**EXTRACTED DATA**

-------------------------

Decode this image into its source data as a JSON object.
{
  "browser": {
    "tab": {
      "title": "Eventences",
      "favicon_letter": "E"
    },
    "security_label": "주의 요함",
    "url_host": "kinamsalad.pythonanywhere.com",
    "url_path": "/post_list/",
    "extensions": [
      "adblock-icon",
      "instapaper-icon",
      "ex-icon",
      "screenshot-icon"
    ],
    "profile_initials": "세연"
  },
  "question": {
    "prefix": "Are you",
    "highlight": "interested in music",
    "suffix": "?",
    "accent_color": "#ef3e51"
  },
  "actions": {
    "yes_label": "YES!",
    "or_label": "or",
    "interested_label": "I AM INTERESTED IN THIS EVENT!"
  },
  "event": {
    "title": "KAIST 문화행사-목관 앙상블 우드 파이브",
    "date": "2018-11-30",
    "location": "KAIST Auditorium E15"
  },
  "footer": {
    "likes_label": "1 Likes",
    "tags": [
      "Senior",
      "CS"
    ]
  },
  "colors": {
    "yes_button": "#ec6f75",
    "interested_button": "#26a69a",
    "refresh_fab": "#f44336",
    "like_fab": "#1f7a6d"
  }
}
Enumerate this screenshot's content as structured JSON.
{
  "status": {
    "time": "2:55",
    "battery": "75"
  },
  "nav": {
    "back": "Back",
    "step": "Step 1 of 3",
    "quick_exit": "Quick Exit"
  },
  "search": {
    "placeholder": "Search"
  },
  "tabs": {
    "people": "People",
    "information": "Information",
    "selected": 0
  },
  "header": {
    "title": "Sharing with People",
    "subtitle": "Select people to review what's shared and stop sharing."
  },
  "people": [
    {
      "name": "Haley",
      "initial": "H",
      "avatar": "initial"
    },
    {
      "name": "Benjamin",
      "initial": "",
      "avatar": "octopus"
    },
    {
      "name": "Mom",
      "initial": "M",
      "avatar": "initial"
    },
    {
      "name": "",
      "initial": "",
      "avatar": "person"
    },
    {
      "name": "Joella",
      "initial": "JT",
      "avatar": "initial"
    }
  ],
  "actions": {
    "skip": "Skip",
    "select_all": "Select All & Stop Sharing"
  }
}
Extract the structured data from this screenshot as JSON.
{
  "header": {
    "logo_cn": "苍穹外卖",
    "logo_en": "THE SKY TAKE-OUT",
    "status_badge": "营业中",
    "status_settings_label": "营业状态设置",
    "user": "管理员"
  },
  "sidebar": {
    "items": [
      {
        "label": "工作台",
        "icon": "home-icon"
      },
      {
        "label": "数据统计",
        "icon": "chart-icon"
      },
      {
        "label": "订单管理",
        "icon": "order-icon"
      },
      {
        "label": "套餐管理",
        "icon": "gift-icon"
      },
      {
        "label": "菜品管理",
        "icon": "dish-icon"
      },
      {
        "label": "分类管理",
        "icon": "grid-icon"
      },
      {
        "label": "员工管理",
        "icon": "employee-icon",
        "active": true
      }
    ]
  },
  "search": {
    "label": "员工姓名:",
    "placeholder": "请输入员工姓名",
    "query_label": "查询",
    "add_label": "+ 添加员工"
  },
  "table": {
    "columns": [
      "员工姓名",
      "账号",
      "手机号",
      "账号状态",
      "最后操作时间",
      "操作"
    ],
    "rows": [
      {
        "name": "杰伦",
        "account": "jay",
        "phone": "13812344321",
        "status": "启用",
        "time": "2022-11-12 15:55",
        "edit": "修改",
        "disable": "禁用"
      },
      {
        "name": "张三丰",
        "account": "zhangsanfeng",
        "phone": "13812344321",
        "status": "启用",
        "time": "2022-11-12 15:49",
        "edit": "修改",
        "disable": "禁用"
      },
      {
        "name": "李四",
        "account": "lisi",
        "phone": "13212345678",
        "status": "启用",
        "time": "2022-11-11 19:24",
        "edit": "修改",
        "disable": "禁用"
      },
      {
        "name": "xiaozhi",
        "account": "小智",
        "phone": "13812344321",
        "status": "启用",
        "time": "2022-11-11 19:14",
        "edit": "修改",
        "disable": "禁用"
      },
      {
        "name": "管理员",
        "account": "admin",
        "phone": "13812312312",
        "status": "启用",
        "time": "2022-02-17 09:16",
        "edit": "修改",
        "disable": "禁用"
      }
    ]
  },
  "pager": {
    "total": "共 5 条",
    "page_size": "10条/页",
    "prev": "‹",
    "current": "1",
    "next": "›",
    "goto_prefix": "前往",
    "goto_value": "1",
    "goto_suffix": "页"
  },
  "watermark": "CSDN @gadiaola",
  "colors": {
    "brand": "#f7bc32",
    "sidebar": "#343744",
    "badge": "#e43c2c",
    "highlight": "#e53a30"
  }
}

-------------------------

**WHAT IS ASKED**
Pull out each line of the records holding the string "name".

**SOLUTION FOR THIS PROBLEM**
      "name": "Haley",
      "name": "Benjamin",
      "name": "Mom",
      "name": "",
      "name": "Joella",
        "name": "杰伦",
        "name": "张三丰",
        "name": "李四",
        "name": "xiaozhi",
        "name": "管理员",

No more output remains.